┌─ Task input
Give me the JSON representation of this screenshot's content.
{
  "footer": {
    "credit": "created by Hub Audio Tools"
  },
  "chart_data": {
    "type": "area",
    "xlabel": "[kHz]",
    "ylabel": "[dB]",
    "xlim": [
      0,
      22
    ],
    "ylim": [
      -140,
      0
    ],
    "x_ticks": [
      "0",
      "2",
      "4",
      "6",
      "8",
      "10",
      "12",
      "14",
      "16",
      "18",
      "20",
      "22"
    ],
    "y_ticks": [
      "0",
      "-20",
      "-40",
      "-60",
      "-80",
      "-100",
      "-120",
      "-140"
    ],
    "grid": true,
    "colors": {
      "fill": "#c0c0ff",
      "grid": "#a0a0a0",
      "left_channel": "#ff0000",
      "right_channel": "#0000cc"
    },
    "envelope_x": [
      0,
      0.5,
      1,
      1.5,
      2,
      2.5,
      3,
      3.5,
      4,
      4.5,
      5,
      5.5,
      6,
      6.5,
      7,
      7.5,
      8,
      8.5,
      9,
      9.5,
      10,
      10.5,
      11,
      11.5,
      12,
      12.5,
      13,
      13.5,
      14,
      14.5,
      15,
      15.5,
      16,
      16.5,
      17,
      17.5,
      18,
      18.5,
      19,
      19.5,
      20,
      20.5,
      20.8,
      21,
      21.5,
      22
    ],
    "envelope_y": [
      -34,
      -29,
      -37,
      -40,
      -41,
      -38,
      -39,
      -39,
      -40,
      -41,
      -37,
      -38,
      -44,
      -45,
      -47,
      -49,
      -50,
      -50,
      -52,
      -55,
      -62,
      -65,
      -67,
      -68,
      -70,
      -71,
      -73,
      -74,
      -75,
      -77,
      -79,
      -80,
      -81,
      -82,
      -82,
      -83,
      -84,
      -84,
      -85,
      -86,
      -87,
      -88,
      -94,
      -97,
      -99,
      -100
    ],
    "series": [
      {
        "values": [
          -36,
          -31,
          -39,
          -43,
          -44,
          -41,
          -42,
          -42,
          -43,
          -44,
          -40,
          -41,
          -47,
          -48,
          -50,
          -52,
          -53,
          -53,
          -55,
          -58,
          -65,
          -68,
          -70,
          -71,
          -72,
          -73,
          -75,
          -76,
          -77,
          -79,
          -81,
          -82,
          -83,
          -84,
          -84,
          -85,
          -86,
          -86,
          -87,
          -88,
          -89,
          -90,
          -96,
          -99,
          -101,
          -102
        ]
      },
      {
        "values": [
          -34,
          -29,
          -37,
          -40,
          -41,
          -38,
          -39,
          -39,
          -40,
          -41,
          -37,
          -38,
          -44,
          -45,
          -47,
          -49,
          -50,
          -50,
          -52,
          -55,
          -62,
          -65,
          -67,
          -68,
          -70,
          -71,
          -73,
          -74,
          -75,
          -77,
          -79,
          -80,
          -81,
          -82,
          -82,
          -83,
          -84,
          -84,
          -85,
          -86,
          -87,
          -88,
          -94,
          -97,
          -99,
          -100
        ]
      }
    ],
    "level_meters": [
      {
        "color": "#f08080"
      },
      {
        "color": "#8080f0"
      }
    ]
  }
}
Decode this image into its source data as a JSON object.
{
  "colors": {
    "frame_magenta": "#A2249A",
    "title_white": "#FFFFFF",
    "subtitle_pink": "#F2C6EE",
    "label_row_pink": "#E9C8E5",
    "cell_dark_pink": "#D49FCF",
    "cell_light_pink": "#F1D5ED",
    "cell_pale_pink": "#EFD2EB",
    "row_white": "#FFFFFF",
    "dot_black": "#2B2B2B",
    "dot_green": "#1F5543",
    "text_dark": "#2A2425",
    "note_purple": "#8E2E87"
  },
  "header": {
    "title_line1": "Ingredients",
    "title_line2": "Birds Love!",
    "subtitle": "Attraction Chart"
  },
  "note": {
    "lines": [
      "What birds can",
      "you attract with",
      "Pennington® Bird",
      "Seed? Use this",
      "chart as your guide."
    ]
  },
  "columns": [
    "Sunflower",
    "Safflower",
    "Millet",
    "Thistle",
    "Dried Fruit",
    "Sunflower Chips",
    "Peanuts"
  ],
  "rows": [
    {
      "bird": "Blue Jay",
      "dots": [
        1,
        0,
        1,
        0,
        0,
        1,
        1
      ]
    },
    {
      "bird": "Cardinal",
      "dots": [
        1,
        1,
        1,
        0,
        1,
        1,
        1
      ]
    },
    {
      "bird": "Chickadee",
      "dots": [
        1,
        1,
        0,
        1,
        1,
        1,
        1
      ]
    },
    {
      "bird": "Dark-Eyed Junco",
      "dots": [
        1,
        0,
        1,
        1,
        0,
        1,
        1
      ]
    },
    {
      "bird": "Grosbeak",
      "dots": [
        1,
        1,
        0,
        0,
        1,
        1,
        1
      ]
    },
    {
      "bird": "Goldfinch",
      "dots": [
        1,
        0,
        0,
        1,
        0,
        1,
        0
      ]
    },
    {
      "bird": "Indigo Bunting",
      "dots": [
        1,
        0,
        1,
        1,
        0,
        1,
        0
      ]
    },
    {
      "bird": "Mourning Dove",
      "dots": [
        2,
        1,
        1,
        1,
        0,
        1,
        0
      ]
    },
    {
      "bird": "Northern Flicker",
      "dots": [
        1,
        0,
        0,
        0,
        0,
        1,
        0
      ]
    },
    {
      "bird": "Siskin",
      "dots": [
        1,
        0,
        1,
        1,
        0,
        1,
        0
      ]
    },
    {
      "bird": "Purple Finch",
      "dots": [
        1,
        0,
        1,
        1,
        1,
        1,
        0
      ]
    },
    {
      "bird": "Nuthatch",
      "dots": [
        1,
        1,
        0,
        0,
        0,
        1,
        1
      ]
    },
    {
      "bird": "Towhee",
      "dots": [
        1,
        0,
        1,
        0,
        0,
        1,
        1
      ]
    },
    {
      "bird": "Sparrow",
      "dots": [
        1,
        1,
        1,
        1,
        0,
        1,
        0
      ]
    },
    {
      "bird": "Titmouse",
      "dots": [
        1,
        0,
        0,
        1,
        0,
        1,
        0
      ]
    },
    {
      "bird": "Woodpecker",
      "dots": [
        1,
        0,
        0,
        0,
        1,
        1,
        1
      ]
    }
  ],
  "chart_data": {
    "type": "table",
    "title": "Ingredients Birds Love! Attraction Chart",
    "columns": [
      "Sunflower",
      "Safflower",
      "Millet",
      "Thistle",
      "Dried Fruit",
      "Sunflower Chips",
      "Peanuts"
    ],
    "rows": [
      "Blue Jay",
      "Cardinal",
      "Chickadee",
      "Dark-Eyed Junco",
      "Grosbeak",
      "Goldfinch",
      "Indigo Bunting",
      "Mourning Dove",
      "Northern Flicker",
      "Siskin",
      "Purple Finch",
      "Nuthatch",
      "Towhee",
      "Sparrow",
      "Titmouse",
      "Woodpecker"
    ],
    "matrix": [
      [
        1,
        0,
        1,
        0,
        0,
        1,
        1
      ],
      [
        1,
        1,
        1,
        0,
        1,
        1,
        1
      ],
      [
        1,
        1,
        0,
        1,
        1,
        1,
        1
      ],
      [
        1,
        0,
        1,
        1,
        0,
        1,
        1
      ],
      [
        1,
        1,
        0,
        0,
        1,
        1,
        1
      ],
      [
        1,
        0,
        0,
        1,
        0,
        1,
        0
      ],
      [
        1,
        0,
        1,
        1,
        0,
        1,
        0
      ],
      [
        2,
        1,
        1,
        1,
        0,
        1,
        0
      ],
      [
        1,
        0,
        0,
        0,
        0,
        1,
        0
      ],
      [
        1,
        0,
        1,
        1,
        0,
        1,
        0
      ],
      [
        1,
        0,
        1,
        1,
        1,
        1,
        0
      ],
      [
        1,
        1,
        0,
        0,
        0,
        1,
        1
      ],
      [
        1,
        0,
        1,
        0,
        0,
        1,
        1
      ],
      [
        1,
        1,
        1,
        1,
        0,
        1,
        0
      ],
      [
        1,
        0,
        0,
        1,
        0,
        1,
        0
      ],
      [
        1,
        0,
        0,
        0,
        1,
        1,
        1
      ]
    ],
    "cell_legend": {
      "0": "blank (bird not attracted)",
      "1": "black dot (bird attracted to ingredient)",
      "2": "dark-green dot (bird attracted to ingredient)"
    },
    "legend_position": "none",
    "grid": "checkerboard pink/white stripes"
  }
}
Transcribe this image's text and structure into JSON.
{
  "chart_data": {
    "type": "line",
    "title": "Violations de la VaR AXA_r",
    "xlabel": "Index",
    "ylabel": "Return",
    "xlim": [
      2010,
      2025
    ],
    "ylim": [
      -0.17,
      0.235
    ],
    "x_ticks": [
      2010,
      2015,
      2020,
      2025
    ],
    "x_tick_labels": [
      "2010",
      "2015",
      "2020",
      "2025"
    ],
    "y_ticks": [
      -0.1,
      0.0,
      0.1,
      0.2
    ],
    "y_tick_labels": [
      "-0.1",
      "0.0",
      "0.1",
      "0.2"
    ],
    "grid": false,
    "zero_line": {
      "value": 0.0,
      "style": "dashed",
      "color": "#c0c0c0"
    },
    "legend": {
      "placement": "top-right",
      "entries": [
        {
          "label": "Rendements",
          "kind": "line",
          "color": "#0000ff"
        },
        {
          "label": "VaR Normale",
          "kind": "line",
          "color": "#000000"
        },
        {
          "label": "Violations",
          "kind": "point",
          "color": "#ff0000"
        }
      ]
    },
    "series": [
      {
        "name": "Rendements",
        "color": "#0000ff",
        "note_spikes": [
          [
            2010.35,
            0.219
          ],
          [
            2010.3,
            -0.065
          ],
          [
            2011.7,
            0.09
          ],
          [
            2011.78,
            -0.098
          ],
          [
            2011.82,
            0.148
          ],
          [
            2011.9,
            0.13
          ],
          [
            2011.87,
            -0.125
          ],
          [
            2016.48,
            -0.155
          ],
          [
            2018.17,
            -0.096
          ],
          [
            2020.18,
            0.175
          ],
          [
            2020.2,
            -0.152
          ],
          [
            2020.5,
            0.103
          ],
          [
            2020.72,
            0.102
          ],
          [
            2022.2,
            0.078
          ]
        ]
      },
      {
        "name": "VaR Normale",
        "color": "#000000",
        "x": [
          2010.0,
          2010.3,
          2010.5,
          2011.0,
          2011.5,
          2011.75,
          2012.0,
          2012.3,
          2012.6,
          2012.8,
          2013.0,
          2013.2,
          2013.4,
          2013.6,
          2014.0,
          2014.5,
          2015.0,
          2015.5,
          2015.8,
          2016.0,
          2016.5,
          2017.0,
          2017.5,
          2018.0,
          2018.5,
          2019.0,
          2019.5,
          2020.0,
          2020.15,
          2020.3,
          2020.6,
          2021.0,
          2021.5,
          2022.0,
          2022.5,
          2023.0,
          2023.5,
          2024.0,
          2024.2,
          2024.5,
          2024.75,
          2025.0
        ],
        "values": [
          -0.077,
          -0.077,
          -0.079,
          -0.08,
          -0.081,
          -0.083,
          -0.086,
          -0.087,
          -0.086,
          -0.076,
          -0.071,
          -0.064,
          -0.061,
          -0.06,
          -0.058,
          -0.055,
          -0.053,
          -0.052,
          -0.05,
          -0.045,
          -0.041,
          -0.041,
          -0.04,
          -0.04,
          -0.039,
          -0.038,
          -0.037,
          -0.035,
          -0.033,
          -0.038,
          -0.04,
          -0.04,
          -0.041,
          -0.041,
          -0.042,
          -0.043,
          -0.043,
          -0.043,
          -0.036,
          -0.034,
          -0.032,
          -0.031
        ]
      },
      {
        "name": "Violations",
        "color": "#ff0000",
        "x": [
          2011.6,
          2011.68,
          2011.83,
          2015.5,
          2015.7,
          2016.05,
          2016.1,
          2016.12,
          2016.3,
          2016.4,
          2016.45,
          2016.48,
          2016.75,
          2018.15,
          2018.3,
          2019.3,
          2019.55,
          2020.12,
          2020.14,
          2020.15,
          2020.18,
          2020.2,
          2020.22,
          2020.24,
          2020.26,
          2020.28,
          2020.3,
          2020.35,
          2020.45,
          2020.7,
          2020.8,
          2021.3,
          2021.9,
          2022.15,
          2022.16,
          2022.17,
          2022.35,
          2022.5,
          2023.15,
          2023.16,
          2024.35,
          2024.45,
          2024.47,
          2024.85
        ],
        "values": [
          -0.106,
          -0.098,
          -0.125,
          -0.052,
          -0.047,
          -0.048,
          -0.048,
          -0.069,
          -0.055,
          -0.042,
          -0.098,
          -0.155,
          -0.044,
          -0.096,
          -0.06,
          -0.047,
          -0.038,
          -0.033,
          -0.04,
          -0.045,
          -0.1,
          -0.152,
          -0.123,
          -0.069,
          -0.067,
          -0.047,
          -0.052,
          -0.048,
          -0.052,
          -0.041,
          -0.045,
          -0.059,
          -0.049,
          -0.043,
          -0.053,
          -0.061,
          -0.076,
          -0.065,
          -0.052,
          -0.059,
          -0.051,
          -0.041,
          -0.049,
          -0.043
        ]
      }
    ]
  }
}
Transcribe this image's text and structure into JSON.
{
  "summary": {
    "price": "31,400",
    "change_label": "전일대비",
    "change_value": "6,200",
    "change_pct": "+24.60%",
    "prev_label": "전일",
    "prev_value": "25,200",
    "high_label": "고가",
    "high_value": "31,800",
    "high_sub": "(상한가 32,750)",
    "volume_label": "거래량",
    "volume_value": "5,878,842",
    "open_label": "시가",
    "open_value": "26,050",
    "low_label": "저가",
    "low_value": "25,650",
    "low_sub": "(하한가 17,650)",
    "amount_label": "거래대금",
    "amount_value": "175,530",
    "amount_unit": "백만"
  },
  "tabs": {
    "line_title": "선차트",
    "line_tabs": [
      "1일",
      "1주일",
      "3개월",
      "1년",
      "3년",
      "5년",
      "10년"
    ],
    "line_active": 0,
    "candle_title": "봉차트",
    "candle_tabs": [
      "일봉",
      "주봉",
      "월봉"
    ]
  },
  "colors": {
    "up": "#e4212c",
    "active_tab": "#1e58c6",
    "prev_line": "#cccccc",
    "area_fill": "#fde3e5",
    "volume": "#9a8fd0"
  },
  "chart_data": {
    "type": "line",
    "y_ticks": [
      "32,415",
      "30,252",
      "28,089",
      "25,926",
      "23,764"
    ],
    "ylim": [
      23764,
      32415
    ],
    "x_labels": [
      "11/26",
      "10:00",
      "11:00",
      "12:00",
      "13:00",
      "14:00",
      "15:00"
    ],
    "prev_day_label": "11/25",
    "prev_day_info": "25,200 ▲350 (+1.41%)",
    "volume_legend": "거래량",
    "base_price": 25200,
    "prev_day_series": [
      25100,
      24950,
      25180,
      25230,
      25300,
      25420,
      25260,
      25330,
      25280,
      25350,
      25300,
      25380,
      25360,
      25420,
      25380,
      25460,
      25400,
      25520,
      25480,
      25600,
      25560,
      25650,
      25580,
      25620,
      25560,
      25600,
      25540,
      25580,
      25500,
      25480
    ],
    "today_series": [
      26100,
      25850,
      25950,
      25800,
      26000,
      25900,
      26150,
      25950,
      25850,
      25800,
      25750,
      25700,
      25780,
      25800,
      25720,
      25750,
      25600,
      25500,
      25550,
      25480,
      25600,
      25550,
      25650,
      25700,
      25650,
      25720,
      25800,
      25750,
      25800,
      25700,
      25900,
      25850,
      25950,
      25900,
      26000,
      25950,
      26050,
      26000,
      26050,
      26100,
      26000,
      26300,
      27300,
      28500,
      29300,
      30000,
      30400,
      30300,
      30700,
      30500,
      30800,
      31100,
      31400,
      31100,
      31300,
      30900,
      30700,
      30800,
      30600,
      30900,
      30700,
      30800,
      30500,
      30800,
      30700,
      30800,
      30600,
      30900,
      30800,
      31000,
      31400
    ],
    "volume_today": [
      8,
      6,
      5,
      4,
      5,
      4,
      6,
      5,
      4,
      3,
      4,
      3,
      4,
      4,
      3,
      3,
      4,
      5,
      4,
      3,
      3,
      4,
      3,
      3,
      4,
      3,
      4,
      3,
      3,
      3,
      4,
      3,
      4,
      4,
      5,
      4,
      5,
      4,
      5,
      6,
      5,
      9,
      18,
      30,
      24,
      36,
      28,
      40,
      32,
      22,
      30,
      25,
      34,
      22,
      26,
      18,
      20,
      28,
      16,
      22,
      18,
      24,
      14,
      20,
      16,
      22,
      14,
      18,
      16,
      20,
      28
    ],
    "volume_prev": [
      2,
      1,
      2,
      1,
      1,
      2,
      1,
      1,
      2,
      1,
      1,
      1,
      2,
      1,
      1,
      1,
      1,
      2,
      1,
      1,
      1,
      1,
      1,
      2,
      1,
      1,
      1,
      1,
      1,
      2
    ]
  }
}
└─
> _What this task involves_
Copy out every line in the listing where the word "Junco" appears.

> _Response to this exercise_
      "bird": "Dark-Eyed Junco",
      "Dark-Eyed Junco",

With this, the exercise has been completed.